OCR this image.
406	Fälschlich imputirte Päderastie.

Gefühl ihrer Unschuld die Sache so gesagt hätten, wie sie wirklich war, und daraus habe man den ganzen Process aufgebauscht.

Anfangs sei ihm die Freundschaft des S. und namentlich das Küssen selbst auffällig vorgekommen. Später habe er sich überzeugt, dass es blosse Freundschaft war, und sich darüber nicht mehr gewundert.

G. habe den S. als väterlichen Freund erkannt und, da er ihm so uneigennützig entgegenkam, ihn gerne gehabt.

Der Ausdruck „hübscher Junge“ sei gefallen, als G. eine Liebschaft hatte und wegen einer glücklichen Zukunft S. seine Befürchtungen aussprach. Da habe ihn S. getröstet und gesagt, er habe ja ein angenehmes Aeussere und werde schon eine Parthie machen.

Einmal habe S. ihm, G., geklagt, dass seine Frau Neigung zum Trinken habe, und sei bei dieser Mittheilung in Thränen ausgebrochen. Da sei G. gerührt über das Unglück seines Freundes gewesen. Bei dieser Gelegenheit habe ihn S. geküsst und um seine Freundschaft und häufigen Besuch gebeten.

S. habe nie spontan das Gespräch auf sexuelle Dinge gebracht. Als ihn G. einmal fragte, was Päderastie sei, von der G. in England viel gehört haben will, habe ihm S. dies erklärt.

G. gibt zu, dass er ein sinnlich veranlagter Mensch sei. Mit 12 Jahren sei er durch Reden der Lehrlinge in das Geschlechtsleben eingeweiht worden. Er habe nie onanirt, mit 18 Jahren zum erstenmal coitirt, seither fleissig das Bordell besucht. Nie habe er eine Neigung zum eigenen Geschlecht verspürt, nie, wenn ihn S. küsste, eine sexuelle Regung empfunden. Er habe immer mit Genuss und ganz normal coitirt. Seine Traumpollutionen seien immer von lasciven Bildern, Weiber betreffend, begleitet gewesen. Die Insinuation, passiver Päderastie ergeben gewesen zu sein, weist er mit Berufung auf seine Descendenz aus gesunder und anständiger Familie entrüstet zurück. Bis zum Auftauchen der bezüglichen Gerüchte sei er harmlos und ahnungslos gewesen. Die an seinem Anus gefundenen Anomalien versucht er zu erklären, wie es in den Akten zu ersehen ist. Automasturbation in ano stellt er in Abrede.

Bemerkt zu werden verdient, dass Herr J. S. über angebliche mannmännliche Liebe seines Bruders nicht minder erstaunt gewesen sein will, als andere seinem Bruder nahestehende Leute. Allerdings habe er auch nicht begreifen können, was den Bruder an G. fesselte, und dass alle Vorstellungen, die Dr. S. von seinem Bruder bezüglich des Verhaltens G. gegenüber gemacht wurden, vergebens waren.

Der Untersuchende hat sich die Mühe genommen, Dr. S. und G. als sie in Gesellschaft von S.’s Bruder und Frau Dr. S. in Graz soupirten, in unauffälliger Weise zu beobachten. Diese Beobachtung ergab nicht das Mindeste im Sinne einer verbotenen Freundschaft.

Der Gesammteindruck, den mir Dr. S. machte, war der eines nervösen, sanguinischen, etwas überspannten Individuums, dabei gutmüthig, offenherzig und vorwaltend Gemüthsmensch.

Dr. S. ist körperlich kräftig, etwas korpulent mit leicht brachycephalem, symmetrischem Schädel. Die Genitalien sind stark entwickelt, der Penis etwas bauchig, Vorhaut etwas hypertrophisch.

> **What the task requires**:
All of the records shown above should be reproduced exactly.

> **Response to this task**:
OCR this image.
406	Fälschlich imputirte Päderastie.

Gefühl ihrer Unschuld die Sache so gesagt hätten, wie sie wirklich war, und daraus habe man den ganzen Process aufgebauscht.

Anfangs sei ihm die Freundschaft des S. und namentlich das Küssen selbst auffällig vorgekommen. Später habe er sich überzeugt, dass es blosse Freundschaft war, und sich darüber nicht mehr gewundert.

G. habe den S. als väterlichen Freund erkannt und, da er ihm so uneigennützig entgegenkam, ihn gerne gehabt.

Der Ausdruck „hübscher Junge“ sei gefallen, als G. eine Liebschaft hatte und wegen einer glücklichen Zukunft S. seine Befürchtungen aussprach. Da habe ihn S. getröstet und gesagt, er habe ja ein angenehmes Aeussere und werde schon eine Parthie machen.

Einmal habe S. ihm, G., geklagt, dass seine Frau Neigung zum Trinken habe, und sei bei dieser Mittheilung in Thränen ausgebrochen. Da sei G. gerührt über das Unglück seines Freundes gewesen. Bei dieser Gelegenheit habe ihn S. geküsst und um seine Freundschaft und häufigen Besuch gebeten.

S. habe nie spontan das Gespräch auf sexuelle Dinge gebracht. Als ihn G. einmal fragte, was Päderastie sei, von der G. in England viel gehört haben will, habe ihm S. dies erklärt.

G. gibt zu, dass er ein sinnlich veranlagter Mensch sei. Mit 12 Jahren sei er durch Reden der Lehrlinge in das Geschlechtsleben eingeweiht worden. Er habe nie onanirt, mit 18 Jahren zum erstenmal coitirt, seither fleissig das Bordell besucht. Nie habe er eine Neigung zum eigenen Geschlecht verspürt, nie, wenn ihn S. küsste, eine sexuelle Regung empfunden. Er habe immer mit Genuss und ganz normal coitirt. Seine Traumpollutionen seien immer von lasciven Bildern, Weiber betreffend, begleitet gewesen. Die Insinuation, passiver Päderastie ergeben gewesen zu sein, weist er mit Berufung auf seine Descendenz aus gesunder und anständiger Familie entrüstet zurück. Bis zum Auftauchen der bezüglichen Gerüchte sei er harmlos und ahnungslos gewesen. Die an seinem Anus gefundenen Anomalien versucht er zu erklären, wie es in den Akten zu ersehen ist. Automasturbation in ano stellt er in Abrede.

Bemerkt zu werden verdient, dass Herr J. S. über angebliche mannmännliche Liebe seines Bruders nicht minder erstaunt gewesen sein will, als andere seinem Bruder nahestehende Leute. Allerdings habe er auch nicht begreifen können, was den Bruder an G. fesselte, und dass alle Vorstellungen, die Dr. S. von seinem Bruder bezüglich des Verhaltens G. gegenüber gemacht wurden, vergebens waren.

Der Untersuchende hat sich die Mühe genommen, Dr. S. und G. als sie in Gesellschaft von S.’s Bruder und Frau Dr. S. in Graz soupirten, in unauffälliger Weise zu beobachten. Diese Beobachtung ergab nicht das Mindeste im Sinne einer verbotenen Freundschaft.

Der Gesammteindruck, den mir Dr. S. machte, war der eines nervösen, sanguinischen, etwas überspannten Individuums, dabei gutmüthig, offenherzig und vorwaltend Gemüthsmensch.

Dr. S. ist körperlich kräftig, etwas korpulent mit leicht brachycephalem, symmetrischem Schädel. Die Genitalien sind stark entwickelt, der Penis etwas bauchig, Vorhaut etwas hypertrophisch.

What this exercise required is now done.